Go through the material below and copy all lines with "text".

## EXTRACTED DATA
######

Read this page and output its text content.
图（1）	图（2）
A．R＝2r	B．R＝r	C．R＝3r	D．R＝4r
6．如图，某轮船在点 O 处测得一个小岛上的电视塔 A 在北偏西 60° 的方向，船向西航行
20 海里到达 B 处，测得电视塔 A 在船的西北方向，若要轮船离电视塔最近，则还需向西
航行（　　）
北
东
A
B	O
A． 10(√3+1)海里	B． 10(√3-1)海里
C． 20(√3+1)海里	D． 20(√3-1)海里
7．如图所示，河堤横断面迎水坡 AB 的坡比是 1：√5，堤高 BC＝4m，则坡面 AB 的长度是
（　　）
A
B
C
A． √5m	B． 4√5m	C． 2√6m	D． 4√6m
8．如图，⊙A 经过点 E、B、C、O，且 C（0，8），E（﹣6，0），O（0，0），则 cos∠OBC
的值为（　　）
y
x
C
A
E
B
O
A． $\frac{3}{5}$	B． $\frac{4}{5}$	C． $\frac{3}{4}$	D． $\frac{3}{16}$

######

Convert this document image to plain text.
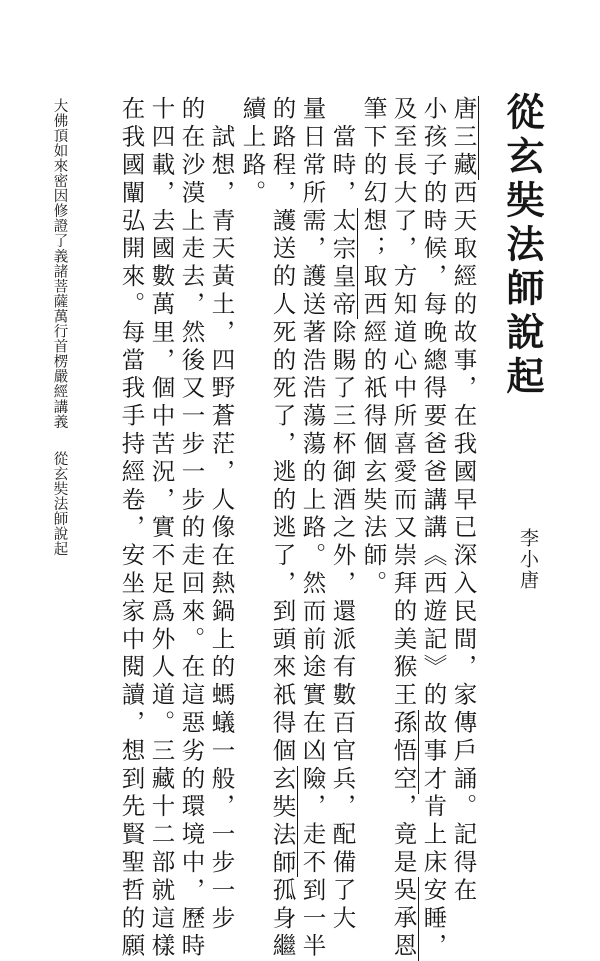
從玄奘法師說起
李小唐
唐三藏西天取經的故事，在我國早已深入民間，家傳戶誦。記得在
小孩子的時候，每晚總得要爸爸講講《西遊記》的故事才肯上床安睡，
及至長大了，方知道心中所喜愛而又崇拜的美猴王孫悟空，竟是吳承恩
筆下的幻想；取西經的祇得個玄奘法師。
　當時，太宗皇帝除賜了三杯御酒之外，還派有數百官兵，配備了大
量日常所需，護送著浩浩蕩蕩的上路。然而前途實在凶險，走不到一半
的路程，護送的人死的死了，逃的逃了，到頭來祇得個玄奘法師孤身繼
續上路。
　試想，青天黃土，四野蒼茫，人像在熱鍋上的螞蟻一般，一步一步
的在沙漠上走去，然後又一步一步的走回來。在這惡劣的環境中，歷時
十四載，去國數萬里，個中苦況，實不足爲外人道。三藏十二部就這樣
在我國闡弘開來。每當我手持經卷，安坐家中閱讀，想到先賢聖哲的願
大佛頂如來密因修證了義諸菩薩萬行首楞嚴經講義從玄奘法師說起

######

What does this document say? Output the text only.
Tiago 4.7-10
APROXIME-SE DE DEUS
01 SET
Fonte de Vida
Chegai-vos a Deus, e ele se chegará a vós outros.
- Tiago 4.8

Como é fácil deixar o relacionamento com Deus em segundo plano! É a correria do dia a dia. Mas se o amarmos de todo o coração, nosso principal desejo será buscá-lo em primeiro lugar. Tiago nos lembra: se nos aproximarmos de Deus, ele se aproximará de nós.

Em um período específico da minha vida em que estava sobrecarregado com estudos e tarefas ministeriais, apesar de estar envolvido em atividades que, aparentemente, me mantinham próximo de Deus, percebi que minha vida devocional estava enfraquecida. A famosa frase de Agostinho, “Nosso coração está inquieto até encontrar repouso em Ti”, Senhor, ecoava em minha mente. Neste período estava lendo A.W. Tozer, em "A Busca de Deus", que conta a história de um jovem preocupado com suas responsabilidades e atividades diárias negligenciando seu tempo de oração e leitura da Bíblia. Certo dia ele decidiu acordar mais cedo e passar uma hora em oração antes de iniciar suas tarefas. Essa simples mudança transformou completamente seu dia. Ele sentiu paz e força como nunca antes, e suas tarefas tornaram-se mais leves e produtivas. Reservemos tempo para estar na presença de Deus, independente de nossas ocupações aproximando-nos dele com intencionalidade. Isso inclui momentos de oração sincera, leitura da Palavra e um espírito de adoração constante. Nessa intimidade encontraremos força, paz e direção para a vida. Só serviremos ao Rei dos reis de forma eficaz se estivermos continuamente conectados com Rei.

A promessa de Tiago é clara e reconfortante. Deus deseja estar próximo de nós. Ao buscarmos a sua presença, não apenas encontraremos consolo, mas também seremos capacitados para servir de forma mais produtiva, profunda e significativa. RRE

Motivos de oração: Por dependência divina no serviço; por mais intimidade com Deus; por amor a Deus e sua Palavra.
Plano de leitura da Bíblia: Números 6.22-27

######

## TASK RESPONSE
Read this page and output its text content.
Convert this document image to plain text.
What does this document say? Output the text only.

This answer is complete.